How many lines in the records below contain the word "carrier"? Answer with the number alone.

----- RECORDS PROVIDED

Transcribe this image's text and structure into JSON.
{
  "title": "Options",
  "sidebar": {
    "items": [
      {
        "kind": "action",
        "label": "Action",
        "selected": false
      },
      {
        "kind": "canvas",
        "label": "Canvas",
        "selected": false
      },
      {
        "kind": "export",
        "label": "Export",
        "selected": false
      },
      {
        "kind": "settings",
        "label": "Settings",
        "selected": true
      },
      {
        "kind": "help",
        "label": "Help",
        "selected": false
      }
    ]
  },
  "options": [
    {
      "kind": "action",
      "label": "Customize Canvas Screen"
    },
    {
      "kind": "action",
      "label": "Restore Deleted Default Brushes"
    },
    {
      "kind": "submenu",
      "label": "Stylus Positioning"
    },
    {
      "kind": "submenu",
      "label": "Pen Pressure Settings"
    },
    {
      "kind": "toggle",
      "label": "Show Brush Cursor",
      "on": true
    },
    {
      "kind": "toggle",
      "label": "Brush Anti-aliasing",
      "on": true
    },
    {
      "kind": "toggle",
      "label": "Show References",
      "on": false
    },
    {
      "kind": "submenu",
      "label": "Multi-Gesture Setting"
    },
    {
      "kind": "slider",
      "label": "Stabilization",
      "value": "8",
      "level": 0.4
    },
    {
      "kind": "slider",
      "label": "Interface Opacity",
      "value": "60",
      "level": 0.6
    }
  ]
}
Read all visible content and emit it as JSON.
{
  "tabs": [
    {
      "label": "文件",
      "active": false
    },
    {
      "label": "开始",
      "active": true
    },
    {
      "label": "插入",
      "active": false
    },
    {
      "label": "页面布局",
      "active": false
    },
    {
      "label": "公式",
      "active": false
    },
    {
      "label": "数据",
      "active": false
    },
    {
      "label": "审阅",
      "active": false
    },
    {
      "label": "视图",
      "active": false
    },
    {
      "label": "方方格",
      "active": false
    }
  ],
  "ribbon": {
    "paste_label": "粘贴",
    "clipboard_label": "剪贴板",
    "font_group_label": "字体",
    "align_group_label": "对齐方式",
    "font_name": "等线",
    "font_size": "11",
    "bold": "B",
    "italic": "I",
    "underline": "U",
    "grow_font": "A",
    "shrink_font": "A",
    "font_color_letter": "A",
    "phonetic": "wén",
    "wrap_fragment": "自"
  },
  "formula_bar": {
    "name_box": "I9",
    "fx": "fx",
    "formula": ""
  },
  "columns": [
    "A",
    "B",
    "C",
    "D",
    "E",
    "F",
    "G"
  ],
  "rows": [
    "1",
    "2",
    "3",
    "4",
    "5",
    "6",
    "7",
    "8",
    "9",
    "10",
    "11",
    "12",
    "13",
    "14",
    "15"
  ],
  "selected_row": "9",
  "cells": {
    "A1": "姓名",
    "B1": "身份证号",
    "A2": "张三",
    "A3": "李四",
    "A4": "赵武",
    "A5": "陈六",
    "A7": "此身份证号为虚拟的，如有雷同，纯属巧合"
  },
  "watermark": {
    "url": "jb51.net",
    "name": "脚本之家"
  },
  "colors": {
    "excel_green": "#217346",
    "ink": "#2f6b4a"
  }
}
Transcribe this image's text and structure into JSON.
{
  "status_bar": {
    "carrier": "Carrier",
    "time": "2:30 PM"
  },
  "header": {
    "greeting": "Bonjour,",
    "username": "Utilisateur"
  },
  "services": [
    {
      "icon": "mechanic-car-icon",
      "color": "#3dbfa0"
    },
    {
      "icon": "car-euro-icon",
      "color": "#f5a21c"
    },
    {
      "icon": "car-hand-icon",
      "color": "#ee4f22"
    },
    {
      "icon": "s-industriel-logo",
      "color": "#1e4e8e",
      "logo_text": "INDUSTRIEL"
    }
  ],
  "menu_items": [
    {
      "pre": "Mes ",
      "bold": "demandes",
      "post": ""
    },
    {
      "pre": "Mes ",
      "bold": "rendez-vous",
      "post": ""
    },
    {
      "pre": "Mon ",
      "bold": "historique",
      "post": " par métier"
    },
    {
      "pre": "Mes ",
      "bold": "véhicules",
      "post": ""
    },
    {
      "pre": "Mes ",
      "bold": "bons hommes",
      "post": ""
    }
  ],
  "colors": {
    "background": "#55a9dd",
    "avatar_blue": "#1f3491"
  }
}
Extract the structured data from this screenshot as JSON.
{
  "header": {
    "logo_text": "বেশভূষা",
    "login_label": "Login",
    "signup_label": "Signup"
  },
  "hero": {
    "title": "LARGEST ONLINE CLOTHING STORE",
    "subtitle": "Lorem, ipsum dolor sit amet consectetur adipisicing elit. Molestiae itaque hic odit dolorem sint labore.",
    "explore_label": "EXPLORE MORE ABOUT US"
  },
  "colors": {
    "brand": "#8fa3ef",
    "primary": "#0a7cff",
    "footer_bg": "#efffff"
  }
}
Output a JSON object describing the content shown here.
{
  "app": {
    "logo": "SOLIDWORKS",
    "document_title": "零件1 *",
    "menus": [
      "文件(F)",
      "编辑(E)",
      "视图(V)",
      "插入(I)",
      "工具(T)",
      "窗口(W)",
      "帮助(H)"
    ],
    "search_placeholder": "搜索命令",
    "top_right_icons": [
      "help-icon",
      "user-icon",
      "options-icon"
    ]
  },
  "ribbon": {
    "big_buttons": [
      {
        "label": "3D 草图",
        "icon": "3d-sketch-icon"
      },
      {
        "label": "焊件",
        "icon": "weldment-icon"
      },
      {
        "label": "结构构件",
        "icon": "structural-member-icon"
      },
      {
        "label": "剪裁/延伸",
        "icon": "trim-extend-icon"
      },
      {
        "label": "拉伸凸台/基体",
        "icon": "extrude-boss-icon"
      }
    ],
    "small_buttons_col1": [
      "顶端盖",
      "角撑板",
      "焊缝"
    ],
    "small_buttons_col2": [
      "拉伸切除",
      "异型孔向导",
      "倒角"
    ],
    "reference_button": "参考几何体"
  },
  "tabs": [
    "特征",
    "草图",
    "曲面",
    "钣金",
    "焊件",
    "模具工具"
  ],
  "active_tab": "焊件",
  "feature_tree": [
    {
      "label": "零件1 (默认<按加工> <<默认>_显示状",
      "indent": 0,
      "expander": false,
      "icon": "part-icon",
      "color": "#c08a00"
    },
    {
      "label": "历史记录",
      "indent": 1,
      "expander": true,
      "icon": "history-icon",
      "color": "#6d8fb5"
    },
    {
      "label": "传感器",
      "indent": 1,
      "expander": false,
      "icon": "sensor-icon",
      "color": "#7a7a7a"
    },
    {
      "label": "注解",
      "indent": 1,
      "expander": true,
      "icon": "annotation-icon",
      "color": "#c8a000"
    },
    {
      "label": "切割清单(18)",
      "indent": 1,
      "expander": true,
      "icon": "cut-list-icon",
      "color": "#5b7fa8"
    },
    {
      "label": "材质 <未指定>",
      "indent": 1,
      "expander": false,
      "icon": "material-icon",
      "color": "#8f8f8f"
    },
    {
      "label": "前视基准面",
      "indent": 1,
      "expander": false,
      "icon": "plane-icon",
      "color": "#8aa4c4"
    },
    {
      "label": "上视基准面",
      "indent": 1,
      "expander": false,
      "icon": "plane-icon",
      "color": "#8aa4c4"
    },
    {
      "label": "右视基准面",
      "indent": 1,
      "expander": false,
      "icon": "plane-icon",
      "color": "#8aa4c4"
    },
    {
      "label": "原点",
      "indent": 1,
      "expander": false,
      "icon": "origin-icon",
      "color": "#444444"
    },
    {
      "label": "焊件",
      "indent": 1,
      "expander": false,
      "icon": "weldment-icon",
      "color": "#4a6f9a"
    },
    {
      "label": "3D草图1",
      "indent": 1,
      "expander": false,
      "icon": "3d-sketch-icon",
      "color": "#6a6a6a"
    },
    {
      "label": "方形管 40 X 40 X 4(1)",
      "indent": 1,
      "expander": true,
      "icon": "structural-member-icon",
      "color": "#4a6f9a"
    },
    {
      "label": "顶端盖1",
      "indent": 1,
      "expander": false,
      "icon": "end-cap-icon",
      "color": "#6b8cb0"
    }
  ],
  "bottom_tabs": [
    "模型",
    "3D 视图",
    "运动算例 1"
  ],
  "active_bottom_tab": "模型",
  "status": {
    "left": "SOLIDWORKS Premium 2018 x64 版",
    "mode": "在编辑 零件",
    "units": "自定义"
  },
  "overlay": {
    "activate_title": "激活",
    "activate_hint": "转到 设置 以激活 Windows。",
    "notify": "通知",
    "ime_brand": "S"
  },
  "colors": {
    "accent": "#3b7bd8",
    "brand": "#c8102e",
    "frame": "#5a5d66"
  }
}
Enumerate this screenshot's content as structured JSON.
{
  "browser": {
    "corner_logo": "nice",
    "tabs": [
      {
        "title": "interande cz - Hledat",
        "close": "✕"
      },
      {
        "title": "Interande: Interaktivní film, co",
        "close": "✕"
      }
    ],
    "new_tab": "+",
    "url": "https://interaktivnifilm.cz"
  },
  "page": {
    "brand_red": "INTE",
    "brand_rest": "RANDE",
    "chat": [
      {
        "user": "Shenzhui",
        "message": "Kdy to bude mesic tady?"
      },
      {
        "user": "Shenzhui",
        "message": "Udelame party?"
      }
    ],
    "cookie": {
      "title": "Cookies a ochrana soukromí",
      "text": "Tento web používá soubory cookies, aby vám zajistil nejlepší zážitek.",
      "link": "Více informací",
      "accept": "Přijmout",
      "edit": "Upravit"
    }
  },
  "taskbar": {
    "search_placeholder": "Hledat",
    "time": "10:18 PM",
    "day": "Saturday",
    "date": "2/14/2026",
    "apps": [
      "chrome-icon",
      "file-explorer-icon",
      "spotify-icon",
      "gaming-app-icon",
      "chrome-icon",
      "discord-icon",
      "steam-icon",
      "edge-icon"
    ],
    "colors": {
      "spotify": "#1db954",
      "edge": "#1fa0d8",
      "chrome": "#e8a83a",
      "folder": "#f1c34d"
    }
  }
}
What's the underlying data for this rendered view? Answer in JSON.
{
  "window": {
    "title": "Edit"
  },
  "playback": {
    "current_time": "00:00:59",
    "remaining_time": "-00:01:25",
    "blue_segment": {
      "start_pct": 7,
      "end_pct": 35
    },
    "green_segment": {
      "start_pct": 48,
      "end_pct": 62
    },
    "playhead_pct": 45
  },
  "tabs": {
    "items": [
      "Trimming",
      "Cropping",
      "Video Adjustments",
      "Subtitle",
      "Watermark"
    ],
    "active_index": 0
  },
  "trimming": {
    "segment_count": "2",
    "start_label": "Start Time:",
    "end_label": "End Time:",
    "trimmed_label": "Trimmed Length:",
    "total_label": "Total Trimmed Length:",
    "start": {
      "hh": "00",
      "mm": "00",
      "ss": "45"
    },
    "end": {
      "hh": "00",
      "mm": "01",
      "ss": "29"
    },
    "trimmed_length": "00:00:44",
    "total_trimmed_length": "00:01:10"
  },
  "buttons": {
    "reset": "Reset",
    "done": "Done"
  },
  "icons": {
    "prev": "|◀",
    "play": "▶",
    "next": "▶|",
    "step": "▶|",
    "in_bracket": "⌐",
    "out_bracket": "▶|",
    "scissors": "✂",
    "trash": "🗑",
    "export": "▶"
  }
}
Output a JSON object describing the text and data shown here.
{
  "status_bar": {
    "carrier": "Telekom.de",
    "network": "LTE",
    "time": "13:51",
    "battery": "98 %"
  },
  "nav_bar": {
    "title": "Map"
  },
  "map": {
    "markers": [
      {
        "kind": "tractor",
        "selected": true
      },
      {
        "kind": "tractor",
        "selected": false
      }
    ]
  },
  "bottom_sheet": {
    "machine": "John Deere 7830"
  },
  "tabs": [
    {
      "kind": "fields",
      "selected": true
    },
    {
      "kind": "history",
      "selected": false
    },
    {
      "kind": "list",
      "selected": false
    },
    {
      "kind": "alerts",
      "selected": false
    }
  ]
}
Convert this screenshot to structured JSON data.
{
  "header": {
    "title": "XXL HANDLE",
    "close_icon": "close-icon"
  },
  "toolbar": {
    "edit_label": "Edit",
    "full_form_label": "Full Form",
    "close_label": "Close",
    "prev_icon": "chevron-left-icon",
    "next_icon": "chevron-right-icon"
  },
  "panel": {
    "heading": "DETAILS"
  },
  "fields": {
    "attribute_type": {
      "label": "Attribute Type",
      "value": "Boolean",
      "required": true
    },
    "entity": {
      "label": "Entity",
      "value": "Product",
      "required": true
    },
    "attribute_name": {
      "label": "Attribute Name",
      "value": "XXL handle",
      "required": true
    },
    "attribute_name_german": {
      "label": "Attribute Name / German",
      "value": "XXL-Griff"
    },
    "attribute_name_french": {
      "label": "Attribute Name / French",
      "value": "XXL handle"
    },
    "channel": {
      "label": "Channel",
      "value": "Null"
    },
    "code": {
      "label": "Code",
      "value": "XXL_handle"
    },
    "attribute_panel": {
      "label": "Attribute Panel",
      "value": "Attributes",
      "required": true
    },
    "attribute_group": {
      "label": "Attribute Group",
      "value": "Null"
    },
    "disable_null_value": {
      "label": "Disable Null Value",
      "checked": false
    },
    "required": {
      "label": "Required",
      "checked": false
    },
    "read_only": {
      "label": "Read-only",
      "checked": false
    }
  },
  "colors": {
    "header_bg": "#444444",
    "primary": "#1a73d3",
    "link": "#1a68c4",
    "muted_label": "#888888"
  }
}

----------

RESULT
2